◆ WHAT YOU SHOULD DO: Reproduce each line of the material precisely.

◆ ROWS:

—————

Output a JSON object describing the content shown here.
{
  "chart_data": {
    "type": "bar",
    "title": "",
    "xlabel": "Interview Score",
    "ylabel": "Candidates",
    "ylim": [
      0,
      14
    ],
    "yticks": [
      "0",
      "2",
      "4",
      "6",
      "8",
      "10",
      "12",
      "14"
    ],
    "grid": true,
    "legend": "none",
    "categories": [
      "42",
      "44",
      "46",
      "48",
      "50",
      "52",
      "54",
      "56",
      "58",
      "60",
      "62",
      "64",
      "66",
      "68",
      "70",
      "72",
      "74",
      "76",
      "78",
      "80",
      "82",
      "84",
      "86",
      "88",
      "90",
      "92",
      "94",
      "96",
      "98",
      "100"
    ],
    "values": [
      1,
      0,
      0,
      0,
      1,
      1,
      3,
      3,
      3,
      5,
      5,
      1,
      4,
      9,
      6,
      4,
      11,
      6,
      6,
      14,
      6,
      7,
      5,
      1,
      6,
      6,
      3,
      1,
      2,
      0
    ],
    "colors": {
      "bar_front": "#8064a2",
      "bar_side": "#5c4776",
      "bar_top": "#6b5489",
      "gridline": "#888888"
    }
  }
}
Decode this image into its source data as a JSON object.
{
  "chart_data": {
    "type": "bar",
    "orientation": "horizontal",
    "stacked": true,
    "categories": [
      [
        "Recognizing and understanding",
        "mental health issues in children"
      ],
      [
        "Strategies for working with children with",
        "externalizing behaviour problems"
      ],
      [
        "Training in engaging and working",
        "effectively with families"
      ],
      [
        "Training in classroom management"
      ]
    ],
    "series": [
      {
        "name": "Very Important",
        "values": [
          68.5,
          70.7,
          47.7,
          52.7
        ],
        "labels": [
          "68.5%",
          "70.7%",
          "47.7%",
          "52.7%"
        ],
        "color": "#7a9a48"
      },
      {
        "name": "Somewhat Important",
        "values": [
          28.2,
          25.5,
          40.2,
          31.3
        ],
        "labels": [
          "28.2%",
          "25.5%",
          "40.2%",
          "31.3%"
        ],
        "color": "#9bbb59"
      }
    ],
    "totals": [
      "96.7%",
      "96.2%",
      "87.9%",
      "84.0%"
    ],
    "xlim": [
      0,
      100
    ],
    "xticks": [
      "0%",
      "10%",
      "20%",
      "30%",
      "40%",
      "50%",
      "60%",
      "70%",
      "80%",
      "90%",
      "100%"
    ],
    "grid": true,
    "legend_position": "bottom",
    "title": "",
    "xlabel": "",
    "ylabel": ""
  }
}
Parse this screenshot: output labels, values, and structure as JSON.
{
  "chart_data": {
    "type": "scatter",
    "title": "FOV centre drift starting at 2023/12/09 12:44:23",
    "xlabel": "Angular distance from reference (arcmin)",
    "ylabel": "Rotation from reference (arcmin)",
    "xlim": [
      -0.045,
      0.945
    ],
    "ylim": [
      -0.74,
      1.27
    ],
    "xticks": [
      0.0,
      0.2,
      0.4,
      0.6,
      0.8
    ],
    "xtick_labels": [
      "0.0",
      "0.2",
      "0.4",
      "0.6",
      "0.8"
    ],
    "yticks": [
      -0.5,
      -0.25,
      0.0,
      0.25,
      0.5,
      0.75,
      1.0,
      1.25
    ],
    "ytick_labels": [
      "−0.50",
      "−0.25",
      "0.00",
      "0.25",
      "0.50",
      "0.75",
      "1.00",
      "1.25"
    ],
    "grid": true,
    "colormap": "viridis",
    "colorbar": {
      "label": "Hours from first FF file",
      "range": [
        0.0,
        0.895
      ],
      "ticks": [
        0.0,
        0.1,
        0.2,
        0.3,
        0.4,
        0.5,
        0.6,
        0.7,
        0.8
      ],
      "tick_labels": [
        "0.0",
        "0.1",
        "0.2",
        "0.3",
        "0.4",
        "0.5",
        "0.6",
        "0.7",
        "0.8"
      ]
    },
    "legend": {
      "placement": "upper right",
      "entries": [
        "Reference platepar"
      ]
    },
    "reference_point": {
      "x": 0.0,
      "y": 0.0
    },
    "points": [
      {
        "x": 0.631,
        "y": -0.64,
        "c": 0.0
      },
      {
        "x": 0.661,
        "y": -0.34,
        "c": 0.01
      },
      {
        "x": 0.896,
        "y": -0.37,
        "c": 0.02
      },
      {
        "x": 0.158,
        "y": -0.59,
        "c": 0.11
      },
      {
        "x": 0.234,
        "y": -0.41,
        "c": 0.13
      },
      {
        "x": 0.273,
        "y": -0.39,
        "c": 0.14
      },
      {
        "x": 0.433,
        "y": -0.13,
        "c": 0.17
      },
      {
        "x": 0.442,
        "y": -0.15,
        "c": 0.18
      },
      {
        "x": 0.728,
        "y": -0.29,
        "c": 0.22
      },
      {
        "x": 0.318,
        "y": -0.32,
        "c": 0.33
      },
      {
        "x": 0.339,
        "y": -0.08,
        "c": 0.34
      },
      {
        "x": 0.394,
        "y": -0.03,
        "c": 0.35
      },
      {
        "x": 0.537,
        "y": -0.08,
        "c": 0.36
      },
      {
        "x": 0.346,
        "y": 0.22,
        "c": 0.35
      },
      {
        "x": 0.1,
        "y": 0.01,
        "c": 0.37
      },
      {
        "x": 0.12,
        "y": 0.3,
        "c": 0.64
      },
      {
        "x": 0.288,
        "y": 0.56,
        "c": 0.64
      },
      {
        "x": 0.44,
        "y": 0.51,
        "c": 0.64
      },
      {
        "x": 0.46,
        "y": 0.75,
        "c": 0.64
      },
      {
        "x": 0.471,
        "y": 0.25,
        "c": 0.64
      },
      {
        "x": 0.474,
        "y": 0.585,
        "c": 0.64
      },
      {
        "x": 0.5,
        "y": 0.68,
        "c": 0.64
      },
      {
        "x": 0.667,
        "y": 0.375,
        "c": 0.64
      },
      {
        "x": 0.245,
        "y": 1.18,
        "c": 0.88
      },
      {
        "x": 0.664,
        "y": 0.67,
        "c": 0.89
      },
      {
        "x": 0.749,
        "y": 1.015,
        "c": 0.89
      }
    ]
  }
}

—————

◆ COMPLETE OUTPUT:
Output a JSON object describing the content shown here.
{
  "chart_data": {
    "type": "bar",
    "title": "",
    "xlabel": "Interview Score",
    "ylabel": "Candidates",
    "ylim": [
      0,
      14
    ],
    "yticks": [
      "0",
      "2",
      "4",
      "6",
      "8",
      "10",
      "12",
      "14"
    ],
    "grid": true,
    "legend": "none",
    "categories": [
      "42",
      "44",
      "46",
      "48",
      "50",
      "52",
      "54",
      "56",
      "58",
      "60",
      "62",
      "64",
      "66",
      "68",
      "70",
      "72",
      "74",
      "76",
      "78",
      "80",
      "82",
      "84",
      "86",
      "88",
      "90",
      "92",
      "94",
      "96",
      "98",
      "100"
    ],
    "values": [
      1,
      0,
      0,
      0,
      1,
      1,
      3,
      3,
      3,
      5,
      5,
      1,
      4,
      9,
      6,
      4,
      11,
      6,
      6,
      14,
      6,
      7,
      5,
      1,
      6,
      6,
      3,
      1,
      2,
      0
    ],
    "colors": {
      "bar_front": "#8064a2",
      "bar_side": "#5c4776",
      "bar_top": "#6b5489",
      "gridline": "#888888"
    }
  }
}
Decode this image into its source data as a JSON object.
{
  "chart_data": {
    "type": "bar",
    "orientation": "horizontal",
    "stacked": true,
    "categories": [
      [
        "Recognizing and understanding",
        "mental health issues in children"
      ],
      [
        "Strategies for working with children with",
        "externalizing behaviour problems"
      ],
      [
        "Training in engaging and working",
        "effectively with families"
      ],
      [
        "Training in classroom management"
      ]
    ],
    "series": [
      {
        "name": "Very Important",
        "values": [
          68.5,
          70.7,
          47.7,
          52.7
        ],
        "labels": [
          "68.5%",
          "70.7%",
          "47.7%",
          "52.7%"
        ],
        "color": "#7a9a48"
      },
      {
        "name": "Somewhat Important",
        "values": [
          28.2,
          25.5,
          40.2,
          31.3
        ],
        "labels": [
          "28.2%",
          "25.5%",
          "40.2%",
          "31.3%"
        ],
        "color": "#9bbb59"
      }
    ],
    "totals": [
      "96.7%",
      "96.2%",
      "87.9%",
      "84.0%"
    ],
    "xlim": [
      0,
      100
    ],
    "xticks": [
      "0%",
      "10%",
      "20%",
      "30%",
      "40%",
      "50%",
      "60%",
      "70%",
      "80%",
      "90%",
      "100%"
    ],
    "grid": true,
    "legend_position": "bottom",
    "title": "",
    "xlabel": "",
    "ylabel": ""
  }
}
Parse this screenshot: output labels, values, and structure as JSON.
{
  "chart_data": {
    "type": "scatter",
    "title": "FOV centre drift starting at 2023/12/09 12:44:23",
    "xlabel": "Angular distance from reference (arcmin)",
    "ylabel": "Rotation from reference (arcmin)",
    "xlim": [
      -0.045,
      0.945
    ],
    "ylim": [
      -0.74,
      1.27
    ],
    "xticks": [
      0.0,
      0.2,
      0.4,
      0.6,
      0.8
    ],
    "xtick_labels": [
      "0.0",
      "0.2",
      "0.4",
      "0.6",
      "0.8"
    ],
    "yticks": [
      -0.5,
      -0.25,
      0.0,
      0.25,
      0.5,
      0.75,
      1.0,
      1.25
    ],
    "ytick_labels": [
      "−0.50",
      "−0.25",
      "0.00",
      "0.25",
      "0.50",
      "0.75",
      "1.00",
      "1.25"
    ],
    "grid": true,
    "colormap": "viridis",
    "colorbar": {
      "label": "Hours from first FF file",
      "range": [
        0.0,
        0.895
      ],
      "ticks": [
        0.0,
        0.1,
        0.2,
        0.3,
        0.4,
        0.5,
        0.6,
        0.7,
        0.8
      ],
      "tick_labels": [
        "0.0",
        "0.1",
        "0.2",
        "0.3",
        "0.4",
        "0.5",
        "0.6",
        "0.7",
        "0.8"
      ]
    },
    "legend": {
      "placement": "upper right",
      "entries": [
        "Reference platepar"
      ]
    },
    "reference_point": {
      "x": 0.0,
      "y": 0.0
    },
    "points": [
      {
        "x": 0.631,
        "y": -0.64,
        "c": 0.0
      },
      {
        "x": 0.661,
        "y": -0.34,
        "c": 0.01
      },
      {
        "x": 0.896,
        "y": -0.37,
        "c": 0.02
      },
      {
        "x": 0.158,
        "y": -0.59,
        "c": 0.11
      },
      {
        "x": 0.234,
        "y": -0.41,
        "c": 0.13
      },
      {
        "x": 0.273,
        "y": -0.39,
        "c": 0.14
      },
      {
        "x": 0.433,
        "y": -0.13,
        "c": 0.17
      },
      {
        "x": 0.442,
        "y": -0.15,
        "c": 0.18
      },
      {
        "x": 0.728,
        "y": -0.29,
        "c": 0.22
      },
      {
        "x": 0.318,
        "y": -0.32,
        "c": 0.33
      },
      {
        "x": 0.339,
        "y": -0.08,
        "c": 0.34
      },
      {
        "x": 0.394,
        "y": -0.03,
        "c": 0.35
      },
      {
        "x": 0.537,
        "y": -0.08,
        "c": 0.36
      },
      {
        "x": 0.346,
        "y": 0.22,
        "c": 0.35
      },
      {
        "x": 0.1,
        "y": 0.01,
        "c": 0.37
      },
      {
        "x": 0.12,
        "y": 0.3,
        "c": 0.64
      },
      {
        "x": 0.288,
        "y": 0.56,
        "c": 0.64
      },
      {
        "x": 0.44,
        "y": 0.51,
        "c": 0.64
      },
      {
        "x": 0.46,
        "y": 0.75,
        "c": 0.64
      },
      {
        "x": 0.471,
        "y": 0.25,
        "c": 0.64
      },
      {
        "x": 0.474,
        "y": 0.585,
        "c": 0.64
      },
      {
        "x": 0.5,
        "y": 0.68,
        "c": 0.64
      },
      {
        "x": 0.667,
        "y": 0.375,
        "c": 0.64
      },
      {
        "x": 0.245,
        "y": 1.18,
        "c": 0.88
      },
      {
        "x": 0.664,
        "y": 0.67,
        "c": 0.89
      },
      {
        "x": 0.749,
        "y": 1.015,
        "c": 0.89
      }
    ]
  }
}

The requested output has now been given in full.